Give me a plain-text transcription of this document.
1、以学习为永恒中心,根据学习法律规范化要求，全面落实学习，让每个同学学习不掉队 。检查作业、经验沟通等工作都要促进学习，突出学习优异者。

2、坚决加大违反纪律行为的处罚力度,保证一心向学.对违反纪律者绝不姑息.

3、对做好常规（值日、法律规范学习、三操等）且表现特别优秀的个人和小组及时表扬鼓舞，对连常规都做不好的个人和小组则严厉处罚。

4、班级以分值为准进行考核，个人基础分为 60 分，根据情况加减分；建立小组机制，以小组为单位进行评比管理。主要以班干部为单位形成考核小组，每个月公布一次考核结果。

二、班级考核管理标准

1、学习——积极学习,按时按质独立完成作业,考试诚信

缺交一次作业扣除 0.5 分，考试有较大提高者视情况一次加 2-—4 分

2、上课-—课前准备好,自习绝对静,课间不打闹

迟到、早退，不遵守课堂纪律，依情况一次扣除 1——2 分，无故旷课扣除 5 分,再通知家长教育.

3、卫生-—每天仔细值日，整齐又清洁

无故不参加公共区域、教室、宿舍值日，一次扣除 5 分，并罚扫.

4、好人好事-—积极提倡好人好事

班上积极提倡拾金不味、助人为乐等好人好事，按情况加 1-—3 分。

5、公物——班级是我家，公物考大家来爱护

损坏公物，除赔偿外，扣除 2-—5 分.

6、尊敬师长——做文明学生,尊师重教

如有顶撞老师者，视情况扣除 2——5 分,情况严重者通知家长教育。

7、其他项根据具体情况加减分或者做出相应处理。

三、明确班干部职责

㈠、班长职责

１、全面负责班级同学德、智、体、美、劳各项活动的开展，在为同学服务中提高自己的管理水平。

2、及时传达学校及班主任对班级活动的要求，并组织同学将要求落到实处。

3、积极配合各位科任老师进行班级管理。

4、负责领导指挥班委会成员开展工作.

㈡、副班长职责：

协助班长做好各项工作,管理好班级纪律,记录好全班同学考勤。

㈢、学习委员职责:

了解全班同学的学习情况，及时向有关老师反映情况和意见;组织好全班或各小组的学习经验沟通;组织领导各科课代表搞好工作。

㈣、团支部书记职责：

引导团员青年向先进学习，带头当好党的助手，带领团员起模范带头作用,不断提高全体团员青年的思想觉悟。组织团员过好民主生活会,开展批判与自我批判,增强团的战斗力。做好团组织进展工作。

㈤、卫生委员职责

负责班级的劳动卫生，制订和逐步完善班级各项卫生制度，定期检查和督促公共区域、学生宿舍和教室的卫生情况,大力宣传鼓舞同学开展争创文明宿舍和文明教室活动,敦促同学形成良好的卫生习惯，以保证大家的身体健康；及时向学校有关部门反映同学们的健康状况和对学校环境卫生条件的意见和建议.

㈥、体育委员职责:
▬▬▬
=== WORK TO COMPLETE ===
Reproduce the material above without altering a single character.

=== OUTPUT ===
Give me a plain-text transcription of this document.
1、以学习为永恒中心,根据学习法律规范化要求，全面落实学习，让每个同学学习不掉队 。检查作业、经验沟通等工作都要促进学习，突出学习优异者。

2、坚决加大违反纪律行为的处罚力度,保证一心向学.对违反纪律者绝不姑息.

3、对做好常规（值日、法律规范学习、三操等）且表现特别优秀的个人和小组及时表扬鼓舞，对连常规都做不好的个人和小组则严厉处罚。

4、班级以分值为准进行考核，个人基础分为 60 分，根据情况加减分；建立小组机制，以小组为单位进行评比管理。主要以班干部为单位形成考核小组，每个月公布一次考核结果。

二、班级考核管理标准

1、学习——积极学习,按时按质独立完成作业,考试诚信

缺交一次作业扣除 0.5 分，考试有较大提高者视情况一次加 2-—4 分

2、上课-—课前准备好,自习绝对静,课间不打闹

迟到、早退，不遵守课堂纪律，依情况一次扣除 1——2 分，无故旷课扣除 5 分,再通知家长教育.

3、卫生-—每天仔细值日，整齐又清洁

无故不参加公共区域、教室、宿舍值日，一次扣除 5 分，并罚扫.

4、好人好事-—积极提倡好人好事

班上积极提倡拾金不味、助人为乐等好人好事，按情况加 1-—3 分。

5、公物——班级是我家，公物考大家来爱护

损坏公物，除赔偿外，扣除 2-—5 分.

6、尊敬师长——做文明学生,尊师重教

如有顶撞老师者，视情况扣除 2——5 分,情况严重者通知家长教育。

7、其他项根据具体情况加减分或者做出相应处理。

三、明确班干部职责

㈠、班长职责

１、全面负责班级同学德、智、体、美、劳各项活动的开展，在为同学服务中提高自己的管理水平。

2、及时传达学校及班主任对班级活动的要求，并组织同学将要求落到实处。

3、积极配合各位科任老师进行班级管理。

4、负责领导指挥班委会成员开展工作.

㈡、副班长职责：

协助班长做好各项工作,管理好班级纪律,记录好全班同学考勤。

㈢、学习委员职责:

了解全班同学的学习情况，及时向有关老师反映情况和意见;组织好全班或各小组的学习经验沟通;组织领导各科课代表搞好工作。

㈣、团支部书记职责：

引导团员青年向先进学习，带头当好党的助手，带领团员起模范带头作用,不断提高全体团员青年的思想觉悟。组织团员过好民主生活会,开展批判与自我批判,增强团的战斗力。做好团组织进展工作。

㈤、卫生委员职责

负责班级的劳动卫生，制订和逐步完善班级各项卫生制度，定期检查和督促公共区域、学生宿舍和教室的卫生情况,大力宣传鼓舞同学开展争创文明宿舍和文明教室活动,敦促同学形成良好的卫生习惯，以保证大家的身体健康；及时向学校有关部门反映同学们的健康状况和对学校环境卫生条件的意见和建议.

㈥、体育委员职责:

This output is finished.